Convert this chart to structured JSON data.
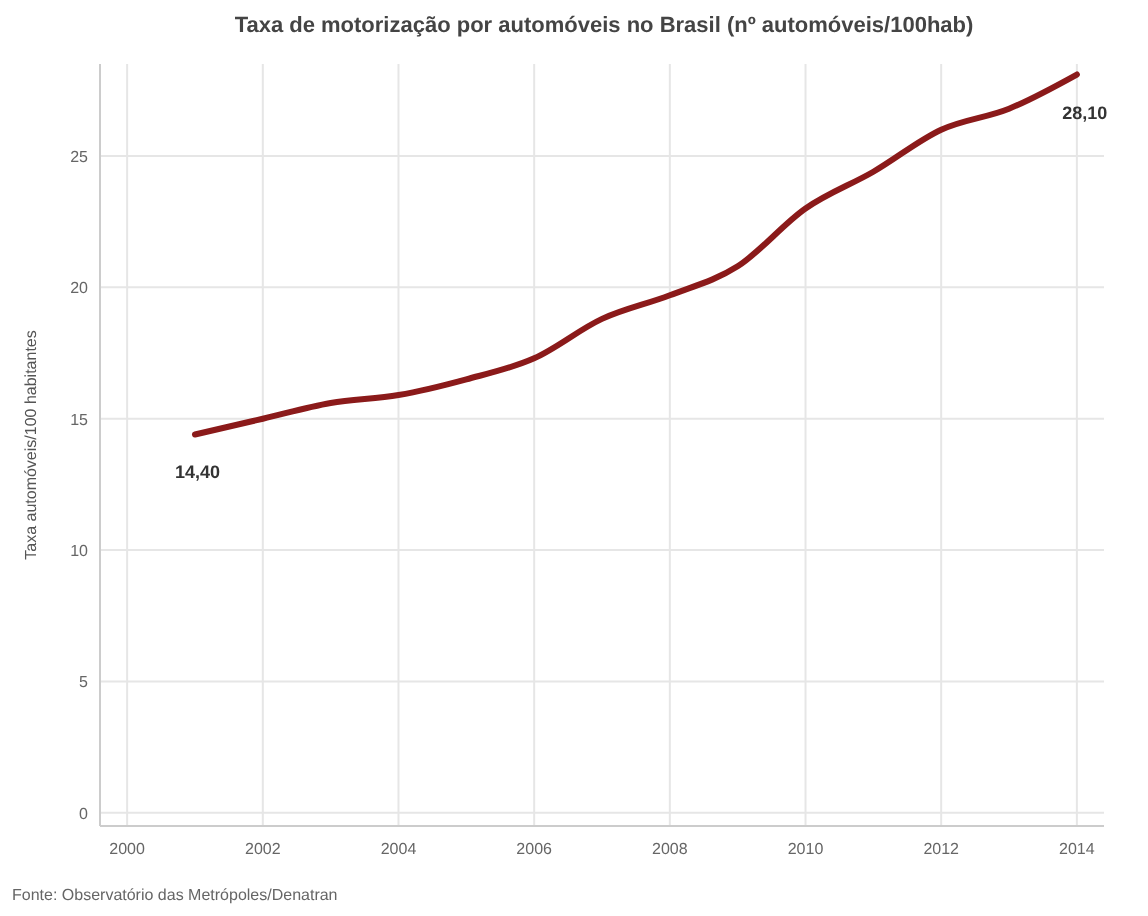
{
  "chart_data": {
    "type": "line",
    "title": "Taxa de motorização por automóveis no Brasil (nº automóveis/100hab)",
    "ylabel": "Taxa automóveis/100 habitantes",
    "annotations": [
      "Fonte: Observatório das Metrópoles/Denatran"
    ],
    "x": [
      2001,
      2002,
      2003,
      2004,
      2005,
      2006,
      2007,
      2008,
      2009,
      2010,
      2011,
      2012,
      2013,
      2014
    ],
    "series": [
      {
        "color": "#8b1a1a",
        "values": [
          14.4,
          15.0,
          15.6,
          15.9,
          16.5,
          17.3,
          18.8,
          19.7,
          20.8,
          23.0,
          24.4,
          26.0,
          26.8,
          28.1
        ],
        "value_labels": [
          "14,40",
          null,
          null,
          null,
          null,
          null,
          null,
          null,
          null,
          null,
          null,
          null,
          null,
          "28,10"
        ]
      }
    ],
    "xlim": [
      1999.6,
      2014.4
    ],
    "xticks": [
      2000,
      2002,
      2004,
      2006,
      2008,
      2010,
      2012,
      2014
    ],
    "ylim": [
      -0.5,
      28.5
    ],
    "yticks": [
      0,
      5,
      10,
      15,
      20,
      25
    ],
    "grid": true,
    "marker": "none",
    "line_style": "solid"
  }
}
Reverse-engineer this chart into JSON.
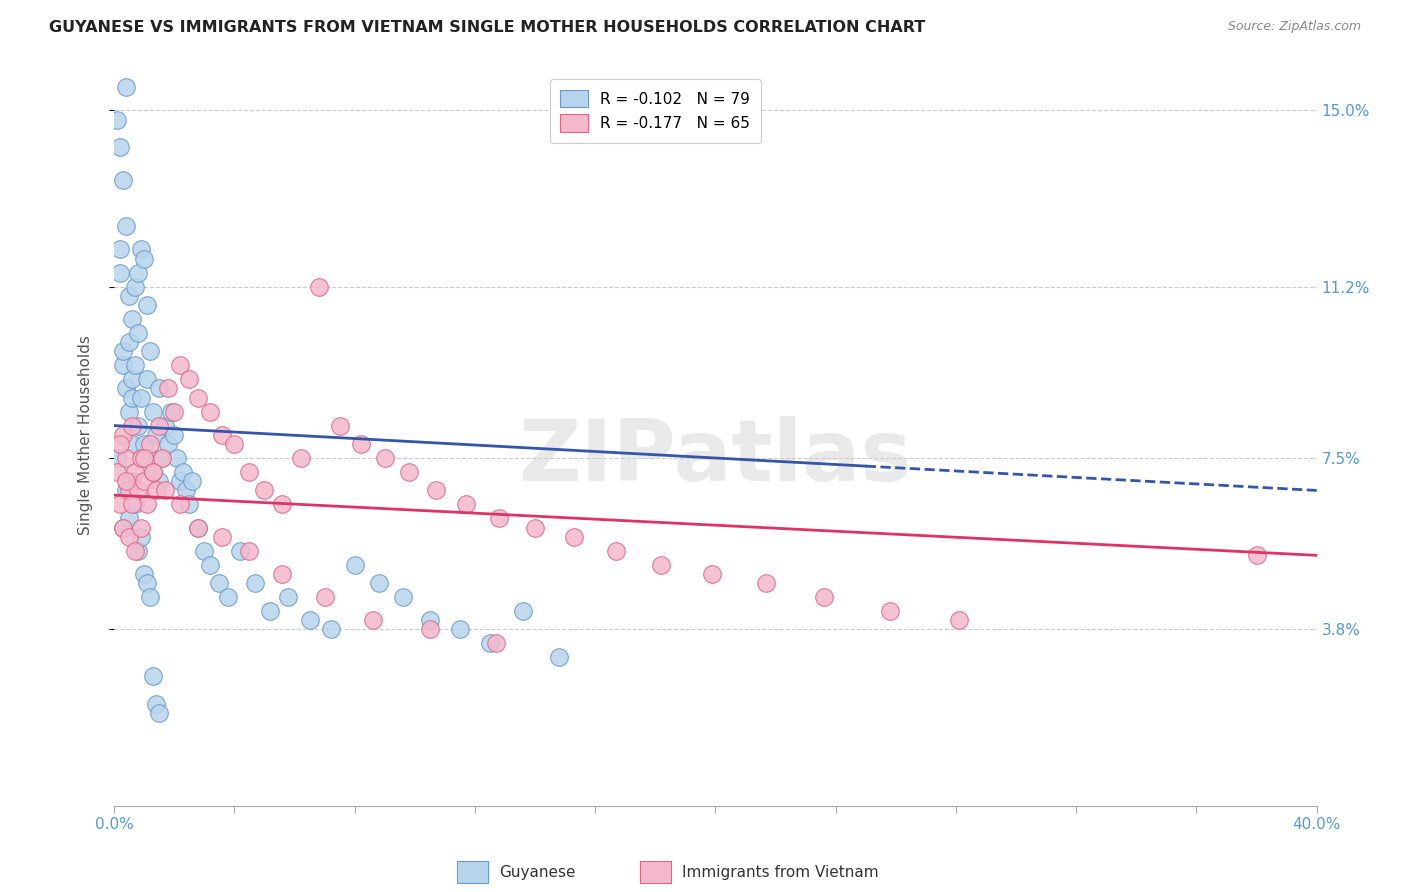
{
  "title": "GUYANESE VS IMMIGRANTS FROM VIETNAM SINGLE MOTHER HOUSEHOLDS CORRELATION CHART",
  "source": "Source: ZipAtlas.com",
  "ylabel": "Single Mother Households",
  "ytick_vals": [
    0.038,
    0.075,
    0.112,
    0.15
  ],
  "ytick_labels": [
    "3.8%",
    "7.5%",
    "11.2%",
    "15.0%"
  ],
  "xlim": [
    0.0,
    0.4
  ],
  "ylim": [
    0.0,
    0.16
  ],
  "legend_label1": "R = -0.102   N = 79",
  "legend_label2": "R = -0.177   N = 65",
  "series1_label": "Guyanese",
  "series2_label": "Immigrants from Vietnam",
  "series1_color": "#b8d4ec",
  "series2_color": "#f4b8cc",
  "series1_edge": "#6699cc",
  "series2_edge": "#dd6688",
  "line1_color": "#3355aa",
  "line2_color": "#dd3366",
  "line1_start_y": 0.082,
  "line1_end_y": 0.068,
  "line2_start_y": 0.067,
  "line2_end_y": 0.054,
  "watermark": "ZIPatlas",
  "title_color": "#222222",
  "right_tick_color": "#5599cc",
  "grid_color": "#cccccc",
  "background_color": "#ffffff",
  "guyanese_x": [
    0.001,
    0.002,
    0.002,
    0.003,
    0.003,
    0.003,
    0.004,
    0.004,
    0.004,
    0.005,
    0.005,
    0.005,
    0.006,
    0.006,
    0.006,
    0.006,
    0.007,
    0.007,
    0.008,
    0.008,
    0.008,
    0.009,
    0.009,
    0.01,
    0.01,
    0.011,
    0.011,
    0.012,
    0.012,
    0.013,
    0.013,
    0.014,
    0.015,
    0.015,
    0.016,
    0.017,
    0.018,
    0.019,
    0.02,
    0.021,
    0.022,
    0.023,
    0.024,
    0.025,
    0.026,
    0.028,
    0.03,
    0.032,
    0.035,
    0.038,
    0.042,
    0.047,
    0.052,
    0.058,
    0.065,
    0.072,
    0.08,
    0.088,
    0.096,
    0.105,
    0.115,
    0.125,
    0.136,
    0.148,
    0.001,
    0.002,
    0.003,
    0.004,
    0.005,
    0.006,
    0.007,
    0.008,
    0.009,
    0.01,
    0.011,
    0.012,
    0.013,
    0.014,
    0.015
  ],
  "guyanese_y": [
    0.075,
    0.142,
    0.12,
    0.095,
    0.098,
    0.135,
    0.09,
    0.125,
    0.155,
    0.1,
    0.11,
    0.085,
    0.092,
    0.105,
    0.088,
    0.078,
    0.112,
    0.095,
    0.115,
    0.102,
    0.082,
    0.12,
    0.088,
    0.118,
    0.078,
    0.108,
    0.092,
    0.098,
    0.075,
    0.085,
    0.072,
    0.08,
    0.09,
    0.07,
    0.075,
    0.082,
    0.078,
    0.085,
    0.08,
    0.075,
    0.07,
    0.072,
    0.068,
    0.065,
    0.07,
    0.06,
    0.055,
    0.052,
    0.048,
    0.045,
    0.055,
    0.048,
    0.042,
    0.045,
    0.04,
    0.038,
    0.052,
    0.048,
    0.045,
    0.04,
    0.038,
    0.035,
    0.042,
    0.032,
    0.148,
    0.115,
    0.06,
    0.068,
    0.062,
    0.07,
    0.065,
    0.055,
    0.058,
    0.05,
    0.048,
    0.045,
    0.028,
    0.022,
    0.02
  ],
  "vietnam_x": [
    0.001,
    0.002,
    0.003,
    0.004,
    0.005,
    0.006,
    0.007,
    0.008,
    0.009,
    0.01,
    0.011,
    0.012,
    0.013,
    0.014,
    0.015,
    0.016,
    0.018,
    0.02,
    0.022,
    0.025,
    0.028,
    0.032,
    0.036,
    0.04,
    0.045,
    0.05,
    0.056,
    0.062,
    0.068,
    0.075,
    0.082,
    0.09,
    0.098,
    0.107,
    0.117,
    0.128,
    0.14,
    0.153,
    0.167,
    0.182,
    0.199,
    0.217,
    0.236,
    0.258,
    0.281,
    0.003,
    0.005,
    0.007,
    0.01,
    0.013,
    0.017,
    0.022,
    0.028,
    0.036,
    0.045,
    0.056,
    0.07,
    0.086,
    0.105,
    0.127,
    0.002,
    0.004,
    0.006,
    0.009,
    0.38
  ],
  "vietnam_y": [
    0.072,
    0.065,
    0.08,
    0.075,
    0.068,
    0.082,
    0.072,
    0.068,
    0.075,
    0.07,
    0.065,
    0.078,
    0.072,
    0.068,
    0.082,
    0.075,
    0.09,
    0.085,
    0.095,
    0.092,
    0.088,
    0.085,
    0.08,
    0.078,
    0.072,
    0.068,
    0.065,
    0.075,
    0.112,
    0.082,
    0.078,
    0.075,
    0.072,
    0.068,
    0.065,
    0.062,
    0.06,
    0.058,
    0.055,
    0.052,
    0.05,
    0.048,
    0.045,
    0.042,
    0.04,
    0.06,
    0.058,
    0.055,
    0.075,
    0.072,
    0.068,
    0.065,
    0.06,
    0.058,
    0.055,
    0.05,
    0.045,
    0.04,
    0.038,
    0.035,
    0.078,
    0.07,
    0.065,
    0.06,
    0.054
  ]
}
-------------------------
▶ **WRITTEN PROBLEM**:
Repeat every record above exactly, but leave out any pictures.

▶ **FINISHED EXERCISE**:
Convert this chart to structured JSON data.
{
  "chart_data": {
    "type": "line",
    "title": "Taxa de motorização por automóveis no Brasil (nº automóveis/100hab)",
    "ylabel": "Taxa automóveis/100 habitantes",
    "annotations": [
      "Fonte: Observatório das Metrópoles/Denatran"
    ],
    "x": [
      2001,
      2002,
      2003,
      2004,
      2005,
      2006,
      2007,
      2008,
      2009,
      2010,
      2011,
      2012,
      2013,
      2014
    ],
    "series": [
      {
        "color": "#8b1a1a",
        "values": [
          14.4,
          15.0,
          15.6,
          15.9,
          16.5,
          17.3,
          18.8,
          19.7,
          20.8,
          23.0,
          24.4,
          26.0,
          26.8,
          28.1
        ],
        "value_labels": [
          "14,40",
          null,
          null,
          null,
          null,
          null,
          null,
          null,
          null,
          null,
          null,
          null,
          null,
          "28,10"
        ]
      }
    ],
    "xlim": [
      1999.6,
      2014.4
    ],
    "xticks": [
      2000,
      2002,
      2004,
      2006,
      2008,
      2010,
      2012,
      2014
    ],
    "ylim": [
      -0.5,
      28.5
    ],
    "yticks": [
      0,
      5,
      10,
      15,
      20,
      25
    ],
    "grid": true,
    "marker": "none",
    "line_style": "solid"
  }
}
Reverse-engineer this chart into JSON.
{
  "title": "GUYANESE VS IMMIGRANTS FROM VIETNAM SINGLE MOTHER HOUSEHOLDS CORRELATION CHART",
  "source": "Source: ZipAtlas.com",
  "ylabel": "Single Mother Households",
  "ytick_vals": [
    0.038,
    0.075,
    0.112,
    0.15
  ],
  "ytick_labels": [
    "3.8%",
    "7.5%",
    "11.2%",
    "15.0%"
  ],
  "xlim": [
    0.0,
    0.4
  ],
  "ylim": [
    0.0,
    0.16
  ],
  "legend_label1": "R = -0.102   N = 79",
  "legend_label2": "R = -0.177   N = 65",
  "series1_label": "Guyanese",
  "series2_label": "Immigrants from Vietnam",
  "series1_color": "#b8d4ec",
  "series2_color": "#f4b8cc",
  "series1_edge": "#6699cc",
  "series2_edge": "#dd6688",
  "line1_color": "#3355aa",
  "line2_color": "#dd3366",
  "line1_start_y": 0.082,
  "line1_end_y": 0.068,
  "line2_start_y": 0.067,
  "line2_end_y": 0.054,
  "watermark": "ZIPatlas",
  "title_color": "#222222",
  "right_tick_color": "#5599cc",
  "grid_color": "#cccccc",
  "background_color": "#ffffff",
  "guyanese_x": [
    0.001,
    0.002,
    0.002,
    0.003,
    0.003,
    0.003,
    0.004,
    0.004,
    0.004,
    0.005,
    0.005,
    0.005,
    0.006,
    0.006,
    0.006,
    0.006,
    0.007,
    0.007,
    0.008,
    0.008,
    0.008,
    0.009,
    0.009,
    0.01,
    0.01,
    0.011,
    0.011,
    0.012,
    0.012,
    0.013,
    0.013,
    0.014,
    0.015,
    0.015,
    0.016,
    0.017,
    0.018,
    0.019,
    0.02,
    0.021,
    0.022,
    0.023,
    0.024,
    0.025,
    0.026,
    0.028,
    0.03,
    0.032,
    0.035,
    0.038,
    0.042,
    0.047,
    0.052,
    0.058,
    0.065,
    0.072,
    0.08,
    0.088,
    0.096,
    0.105,
    0.115,
    0.125,
    0.136,
    0.148,
    0.001,
    0.002,
    0.003,
    0.004,
    0.005,
    0.006,
    0.007,
    0.008,
    0.009,
    0.01,
    0.011,
    0.012,
    0.013,
    0.014,
    0.015
  ],
  "guyanese_y": [
    0.075,
    0.142,
    0.12,
    0.095,
    0.098,
    0.135,
    0.09,
    0.125,
    0.155,
    0.1,
    0.11,
    0.085,
    0.092,
    0.105,
    0.088,
    0.078,
    0.112,
    0.095,
    0.115,
    0.102,
    0.082,
    0.12,
    0.088,
    0.118,
    0.078,
    0.108,
    0.092,
    0.098,
    0.075,
    0.085,
    0.072,
    0.08,
    0.09,
    0.07,
    0.075,
    0.082,
    0.078,
    0.085,
    0.08,
    0.075,
    0.07,
    0.072,
    0.068,
    0.065,
    0.07,
    0.06,
    0.055,
    0.052,
    0.048,
    0.045,
    0.055,
    0.048,
    0.042,
    0.045,
    0.04,
    0.038,
    0.052,
    0.048,
    0.045,
    0.04,
    0.038,
    0.035,
    0.042,
    0.032,
    0.148,
    0.115,
    0.06,
    0.068,
    0.062,
    0.07,
    0.065,
    0.055,
    0.058,
    0.05,
    0.048,
    0.045,
    0.028,
    0.022,
    0.02
  ],
  "vietnam_x": [
    0.001,
    0.002,
    0.003,
    0.004,
    0.005,
    0.006,
    0.007,
    0.008,
    0.009,
    0.01,
    0.011,
    0.012,
    0.013,
    0.014,
    0.015,
    0.016,
    0.018,
    0.02,
    0.022,
    0.025,
    0.028,
    0.032,
    0.036,
    0.04,
    0.045,
    0.05,
    0.056,
    0.062,
    0.068,
    0.075,
    0.082,
    0.09,
    0.098,
    0.107,
    0.117,
    0.128,
    0.14,
    0.153,
    0.167,
    0.182,
    0.199,
    0.217,
    0.236,
    0.258,
    0.281,
    0.003,
    0.005,
    0.007,
    0.01,
    0.013,
    0.017,
    0.022,
    0.028,
    0.036,
    0.045,
    0.056,
    0.07,
    0.086,
    0.105,
    0.127,
    0.002,
    0.004,
    0.006,
    0.009,
    0.38
  ],
  "vietnam_y": [
    0.072,
    0.065,
    0.08,
    0.075,
    0.068,
    0.082,
    0.072,
    0.068,
    0.075,
    0.07,
    0.065,
    0.078,
    0.072,
    0.068,
    0.082,
    0.075,
    0.09,
    0.085,
    0.095,
    0.092,
    0.088,
    0.085,
    0.08,
    0.078,
    0.072,
    0.068,
    0.065,
    0.075,
    0.112,
    0.082,
    0.078,
    0.075,
    0.072,
    0.068,
    0.065,
    0.062,
    0.06,
    0.058,
    0.055,
    0.052,
    0.05,
    0.048,
    0.045,
    0.042,
    0.04,
    0.06,
    0.058,
    0.055,
    0.075,
    0.072,
    0.068,
    0.065,
    0.06,
    0.058,
    0.055,
    0.05,
    0.045,
    0.04,
    0.038,
    0.035,
    0.078,
    0.07,
    0.065,
    0.06,
    0.054
  ]
}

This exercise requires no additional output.